- **Prompt**
In the material below, take the lines from the one containing "81, 63, 97]" through the one containing "102, 590, 131]", both included, and give them as a JSON list of strings with one string per line and no blank lines.

Records
□ □ □ □

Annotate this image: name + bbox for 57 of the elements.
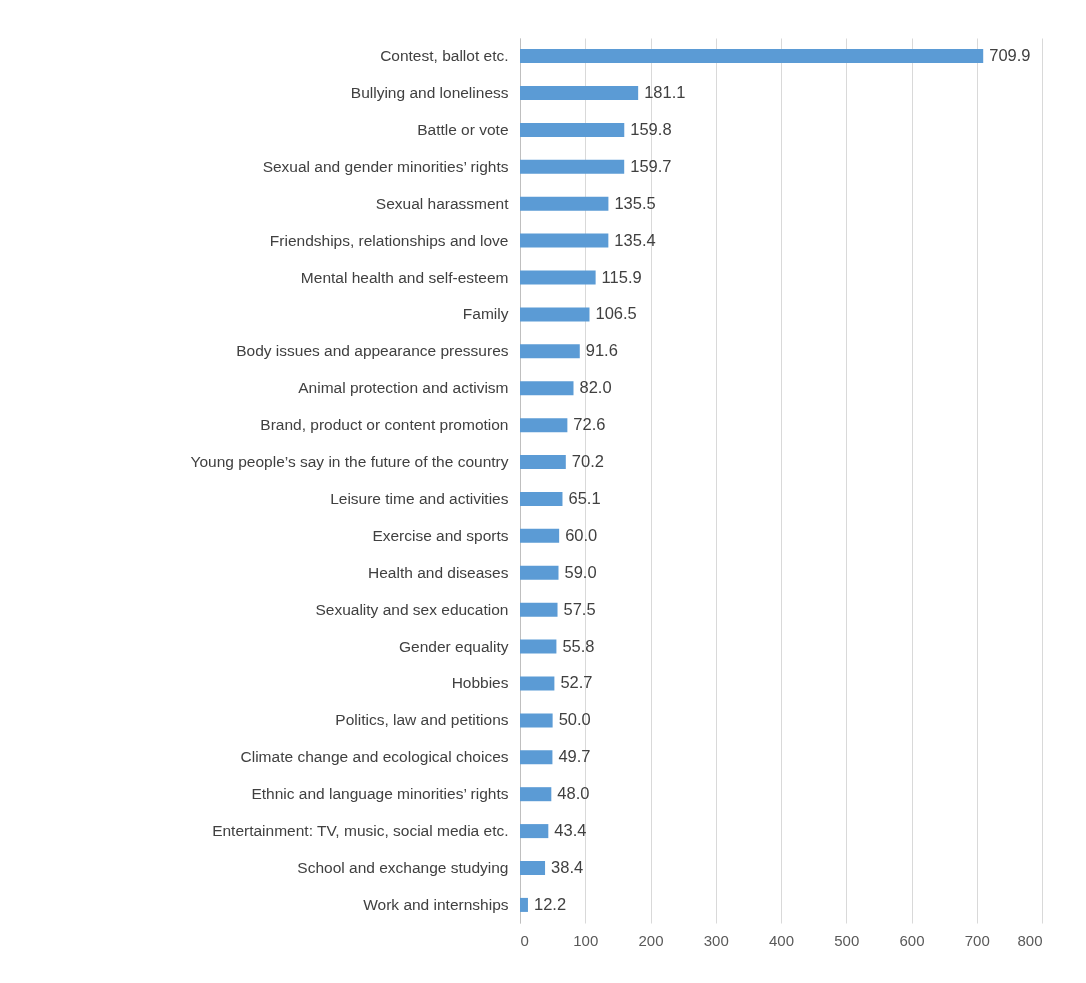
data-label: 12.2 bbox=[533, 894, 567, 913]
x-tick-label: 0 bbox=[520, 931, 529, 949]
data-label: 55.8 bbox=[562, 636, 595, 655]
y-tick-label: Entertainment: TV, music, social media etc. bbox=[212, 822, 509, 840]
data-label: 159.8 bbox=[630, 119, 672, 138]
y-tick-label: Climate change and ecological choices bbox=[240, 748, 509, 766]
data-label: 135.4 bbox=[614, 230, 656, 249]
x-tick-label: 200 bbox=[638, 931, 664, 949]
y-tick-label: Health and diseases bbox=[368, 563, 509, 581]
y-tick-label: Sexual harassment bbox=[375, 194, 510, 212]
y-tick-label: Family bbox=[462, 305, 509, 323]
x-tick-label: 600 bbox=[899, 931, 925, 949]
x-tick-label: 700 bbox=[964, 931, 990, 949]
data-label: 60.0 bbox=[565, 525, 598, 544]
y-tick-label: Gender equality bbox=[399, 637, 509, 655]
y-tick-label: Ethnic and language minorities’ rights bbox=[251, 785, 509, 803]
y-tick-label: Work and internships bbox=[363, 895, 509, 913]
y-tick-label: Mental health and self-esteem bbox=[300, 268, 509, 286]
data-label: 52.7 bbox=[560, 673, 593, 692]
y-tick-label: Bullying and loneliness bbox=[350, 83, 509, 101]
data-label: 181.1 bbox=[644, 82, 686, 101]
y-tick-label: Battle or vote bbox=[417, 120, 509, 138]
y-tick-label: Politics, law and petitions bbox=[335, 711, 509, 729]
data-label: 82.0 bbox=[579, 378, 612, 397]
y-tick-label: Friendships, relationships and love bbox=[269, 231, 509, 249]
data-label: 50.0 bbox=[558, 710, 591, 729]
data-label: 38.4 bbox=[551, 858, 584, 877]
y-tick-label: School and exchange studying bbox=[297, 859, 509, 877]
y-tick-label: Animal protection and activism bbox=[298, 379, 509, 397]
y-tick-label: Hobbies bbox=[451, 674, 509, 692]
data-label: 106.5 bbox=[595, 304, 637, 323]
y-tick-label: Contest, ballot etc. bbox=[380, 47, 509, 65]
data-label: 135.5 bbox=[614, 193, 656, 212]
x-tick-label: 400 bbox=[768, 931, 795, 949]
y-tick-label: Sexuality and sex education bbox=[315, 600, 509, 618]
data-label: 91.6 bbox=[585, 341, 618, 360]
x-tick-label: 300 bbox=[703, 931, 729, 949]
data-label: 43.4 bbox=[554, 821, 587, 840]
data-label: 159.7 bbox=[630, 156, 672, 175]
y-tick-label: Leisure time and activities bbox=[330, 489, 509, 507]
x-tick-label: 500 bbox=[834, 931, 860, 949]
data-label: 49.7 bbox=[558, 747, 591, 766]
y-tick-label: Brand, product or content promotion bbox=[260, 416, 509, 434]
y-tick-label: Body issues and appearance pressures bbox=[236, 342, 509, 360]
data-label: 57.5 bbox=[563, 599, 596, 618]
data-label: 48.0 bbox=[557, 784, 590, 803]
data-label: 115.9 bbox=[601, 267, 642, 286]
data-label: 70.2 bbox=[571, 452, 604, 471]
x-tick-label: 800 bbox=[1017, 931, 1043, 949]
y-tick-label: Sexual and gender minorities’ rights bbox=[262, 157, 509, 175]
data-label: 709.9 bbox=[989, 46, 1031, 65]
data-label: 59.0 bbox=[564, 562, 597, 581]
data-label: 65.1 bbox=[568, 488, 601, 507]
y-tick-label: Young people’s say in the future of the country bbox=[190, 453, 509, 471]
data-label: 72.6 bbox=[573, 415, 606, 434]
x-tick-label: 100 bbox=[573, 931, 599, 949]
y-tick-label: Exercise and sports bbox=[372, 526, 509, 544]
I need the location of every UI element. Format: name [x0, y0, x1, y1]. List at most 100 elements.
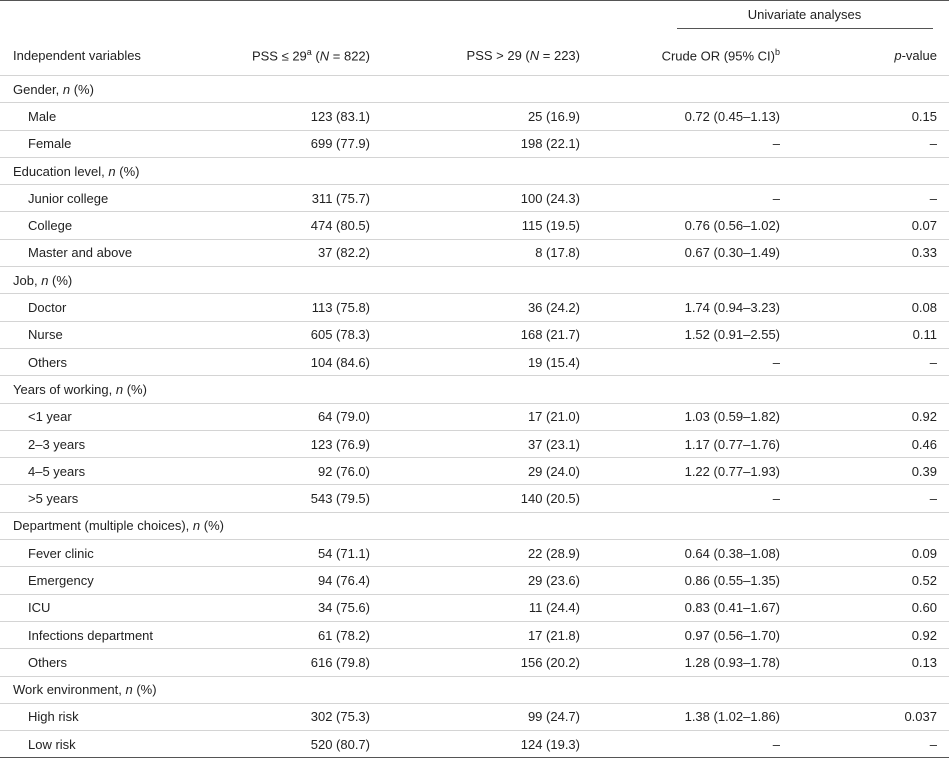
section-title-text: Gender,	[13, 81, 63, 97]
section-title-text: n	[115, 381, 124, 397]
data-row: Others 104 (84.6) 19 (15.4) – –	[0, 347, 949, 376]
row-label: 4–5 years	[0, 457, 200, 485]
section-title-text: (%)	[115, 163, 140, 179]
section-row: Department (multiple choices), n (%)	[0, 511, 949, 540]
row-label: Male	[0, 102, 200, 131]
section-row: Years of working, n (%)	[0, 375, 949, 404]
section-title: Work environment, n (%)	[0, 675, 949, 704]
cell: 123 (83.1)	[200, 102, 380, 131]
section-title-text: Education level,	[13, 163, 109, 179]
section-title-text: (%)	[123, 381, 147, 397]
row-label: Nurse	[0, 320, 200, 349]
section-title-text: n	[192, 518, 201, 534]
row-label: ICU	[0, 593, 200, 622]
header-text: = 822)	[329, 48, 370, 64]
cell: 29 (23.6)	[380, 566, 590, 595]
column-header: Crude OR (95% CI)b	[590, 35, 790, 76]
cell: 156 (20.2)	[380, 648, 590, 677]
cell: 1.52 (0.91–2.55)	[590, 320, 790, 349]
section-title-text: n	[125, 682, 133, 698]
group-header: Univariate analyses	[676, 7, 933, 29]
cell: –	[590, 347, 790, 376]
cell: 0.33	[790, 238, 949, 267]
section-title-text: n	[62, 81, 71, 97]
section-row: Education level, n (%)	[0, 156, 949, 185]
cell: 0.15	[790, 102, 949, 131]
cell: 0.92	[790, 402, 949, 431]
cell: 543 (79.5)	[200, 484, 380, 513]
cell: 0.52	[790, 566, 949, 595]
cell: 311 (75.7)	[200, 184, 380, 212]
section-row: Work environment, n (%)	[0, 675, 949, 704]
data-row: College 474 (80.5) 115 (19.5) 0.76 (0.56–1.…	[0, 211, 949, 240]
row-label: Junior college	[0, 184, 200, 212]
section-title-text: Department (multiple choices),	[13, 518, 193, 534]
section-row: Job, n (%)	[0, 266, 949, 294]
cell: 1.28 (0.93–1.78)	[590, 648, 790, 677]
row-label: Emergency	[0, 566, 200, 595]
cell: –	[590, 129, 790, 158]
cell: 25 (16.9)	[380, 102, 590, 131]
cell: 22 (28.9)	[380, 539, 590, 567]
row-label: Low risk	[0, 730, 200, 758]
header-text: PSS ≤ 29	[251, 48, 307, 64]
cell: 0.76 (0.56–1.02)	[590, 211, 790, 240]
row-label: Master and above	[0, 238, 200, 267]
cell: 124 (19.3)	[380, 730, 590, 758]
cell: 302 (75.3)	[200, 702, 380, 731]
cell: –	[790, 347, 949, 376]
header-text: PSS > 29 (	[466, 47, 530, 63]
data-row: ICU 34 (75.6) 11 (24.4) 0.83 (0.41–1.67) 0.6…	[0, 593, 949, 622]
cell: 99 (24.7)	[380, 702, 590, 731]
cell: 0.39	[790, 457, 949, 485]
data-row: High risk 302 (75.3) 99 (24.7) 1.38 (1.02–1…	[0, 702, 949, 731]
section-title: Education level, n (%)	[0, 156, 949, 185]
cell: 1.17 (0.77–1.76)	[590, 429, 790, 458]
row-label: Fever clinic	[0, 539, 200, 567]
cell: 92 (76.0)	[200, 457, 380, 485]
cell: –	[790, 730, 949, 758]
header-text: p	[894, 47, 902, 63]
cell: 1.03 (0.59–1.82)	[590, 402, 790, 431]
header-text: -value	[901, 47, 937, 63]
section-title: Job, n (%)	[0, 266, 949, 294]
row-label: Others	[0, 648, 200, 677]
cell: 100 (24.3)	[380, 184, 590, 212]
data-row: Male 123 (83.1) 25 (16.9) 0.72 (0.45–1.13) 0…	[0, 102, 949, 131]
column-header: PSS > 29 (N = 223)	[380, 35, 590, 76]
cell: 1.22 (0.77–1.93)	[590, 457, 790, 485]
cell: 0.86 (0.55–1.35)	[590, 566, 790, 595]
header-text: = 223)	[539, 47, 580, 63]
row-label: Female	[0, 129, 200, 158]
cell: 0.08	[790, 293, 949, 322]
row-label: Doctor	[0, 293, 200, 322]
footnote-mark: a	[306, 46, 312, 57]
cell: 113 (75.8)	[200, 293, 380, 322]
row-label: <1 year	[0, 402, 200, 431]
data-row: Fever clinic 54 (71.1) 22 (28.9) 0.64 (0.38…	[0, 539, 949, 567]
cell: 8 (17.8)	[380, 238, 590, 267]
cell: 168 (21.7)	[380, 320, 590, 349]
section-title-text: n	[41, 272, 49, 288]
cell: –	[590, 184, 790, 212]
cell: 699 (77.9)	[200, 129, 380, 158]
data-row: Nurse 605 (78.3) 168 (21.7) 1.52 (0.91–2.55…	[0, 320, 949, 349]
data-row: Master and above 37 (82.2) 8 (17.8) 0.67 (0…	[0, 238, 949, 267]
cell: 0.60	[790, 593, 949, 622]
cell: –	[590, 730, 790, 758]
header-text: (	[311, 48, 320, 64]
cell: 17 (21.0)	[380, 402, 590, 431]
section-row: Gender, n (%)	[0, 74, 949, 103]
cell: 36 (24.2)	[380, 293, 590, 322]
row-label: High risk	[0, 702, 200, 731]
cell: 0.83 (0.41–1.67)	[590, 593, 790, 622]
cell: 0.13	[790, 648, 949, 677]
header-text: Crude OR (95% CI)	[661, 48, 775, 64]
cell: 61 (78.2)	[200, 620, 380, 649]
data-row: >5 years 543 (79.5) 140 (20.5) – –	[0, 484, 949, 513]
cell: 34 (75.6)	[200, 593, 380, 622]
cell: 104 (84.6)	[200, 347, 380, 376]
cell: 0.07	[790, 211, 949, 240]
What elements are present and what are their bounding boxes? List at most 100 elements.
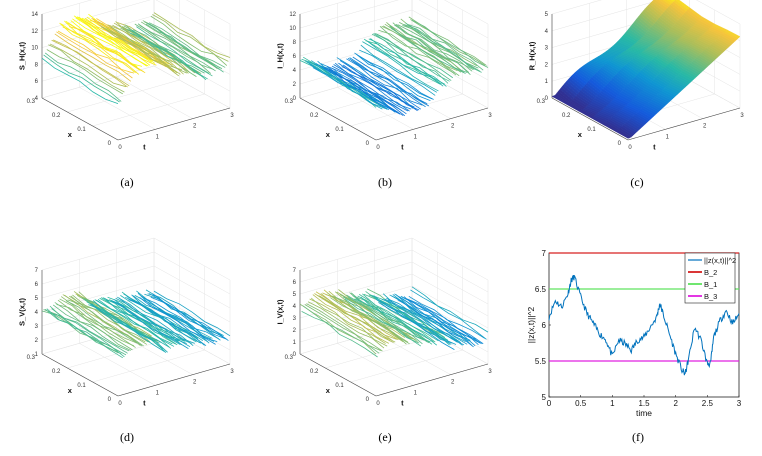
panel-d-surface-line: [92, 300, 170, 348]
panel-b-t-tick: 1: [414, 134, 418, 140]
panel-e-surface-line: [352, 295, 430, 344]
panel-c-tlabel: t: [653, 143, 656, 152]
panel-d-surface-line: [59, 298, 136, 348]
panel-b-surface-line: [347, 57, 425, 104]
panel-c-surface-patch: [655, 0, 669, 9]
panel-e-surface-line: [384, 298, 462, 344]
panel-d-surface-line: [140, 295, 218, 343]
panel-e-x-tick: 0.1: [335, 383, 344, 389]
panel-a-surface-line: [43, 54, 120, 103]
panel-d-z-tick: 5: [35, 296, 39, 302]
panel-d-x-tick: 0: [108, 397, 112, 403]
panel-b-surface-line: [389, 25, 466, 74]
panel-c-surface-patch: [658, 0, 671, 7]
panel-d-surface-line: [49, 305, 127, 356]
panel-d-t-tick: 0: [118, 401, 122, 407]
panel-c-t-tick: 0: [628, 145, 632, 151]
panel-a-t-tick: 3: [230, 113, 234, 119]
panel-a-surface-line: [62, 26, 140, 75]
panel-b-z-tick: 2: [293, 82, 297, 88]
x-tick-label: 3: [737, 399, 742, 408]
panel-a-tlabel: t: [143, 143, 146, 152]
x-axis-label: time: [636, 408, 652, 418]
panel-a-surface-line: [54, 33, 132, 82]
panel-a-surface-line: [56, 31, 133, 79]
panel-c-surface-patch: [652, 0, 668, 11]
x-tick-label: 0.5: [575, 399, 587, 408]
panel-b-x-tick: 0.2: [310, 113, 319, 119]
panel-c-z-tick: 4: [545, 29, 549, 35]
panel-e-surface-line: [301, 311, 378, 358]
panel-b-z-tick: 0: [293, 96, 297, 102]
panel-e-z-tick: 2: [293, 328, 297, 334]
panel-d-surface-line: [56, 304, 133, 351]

□ □ □ □

- **Output of the task**
[
  "section-title-text: Gender,\t[13, 81, 63, 97]",
  "section-title-text: n\t[115, 381, 124, 397]",
  "data-row: Others 104 (84.6) 19 (15.4) – –\t[0, 347, 949, 376]",
  "row-label: 4–5 years\t[0, 457, 200, 485]",
  "section-title-text: (%)\t[115, 163, 140, 179]",
  "section-row: Department (multiple choices), n (%)\t[0, 511, 949, 540]",
  "row-label: Male\t[0, 102, 200, 131]",
  "section-row: Years of working, n (%)\t[0, 375, 949, 404]",
  "section-title: Work environment, n (%)\t[0, 675, 949, 704]",
  "cell: 123 (83.1)\t[200, 102, 380, 131]",
  "section-title-text: Education level,\t[13, 163, 109, 179]",
  "section-title-text: (%)\t[123, 381, 147, 397]",
  "row-label: Nurse\t[0, 320, 200, 349]",
  "section-title-text: n\t[192, 518, 201, 534]",
  "row-label: ICU\t[0, 593, 200, 622]",
  "header-text: = 822)\t[329, 48, 370, 64]",
  "cell: 29 (23.6)\t[380, 566, 590, 595]",
  "column-header: Crude OR (95% CI)b\t[590, 35, 790, 76]",
  "cell: 156 (20.2)\t[380, 648, 590, 677]",
  "cell: 1.52 (0.91–2.55)\t[590, 320, 790, 349]",
  "section-title-text: n\t[125, 682, 133, 698]",
  "group-header: Univariate analyses\t[676, 7, 933, 29]",
  "cell: –\t[590, 347, 790, 376]",
  "cell: 0.33\t[790, 238, 949, 267]",
  "section-title-text: n\t[62, 81, 71, 97]",
  "section-row: Education level, n (%)\t[0, 156, 949, 185]",
  "cell: 0.15\t[790, 102, 949, 131]",
  "cell: 0.92\t[790, 402, 949, 431]",
  "cell: 543 (79.5)\t[200, 484, 380, 513]",
  "cell: 0.52\t[790, 566, 949, 595]",
  "cell: 311 (75.7)\t[200, 184, 380, 212]",
  "section-row: Work environment, n (%)\t[0, 675, 949, 704]",
  "data-row: College 474 (80.5) 115 (19.5) 0.76 (0.56–1.…\t[0, 211, 949, 240]",
  "row-label: Junior college\t[0, 184, 200, 212]",
  "section-title-text: Department (multiple choices),\t[13, 518, 193, 534]",
  "section-row: Job, n (%)\t[0, 266, 949, 294]",
  "cell: 1.28 (0.93–1.78)\t[590, 648, 790, 677]",
  "row-label: Emergency\t[0, 566, 200, 595]",
  "cell: –\t[590, 129, 790, 158]",
  "cell: 25 (16.9)\t[380, 102, 590, 131]"
]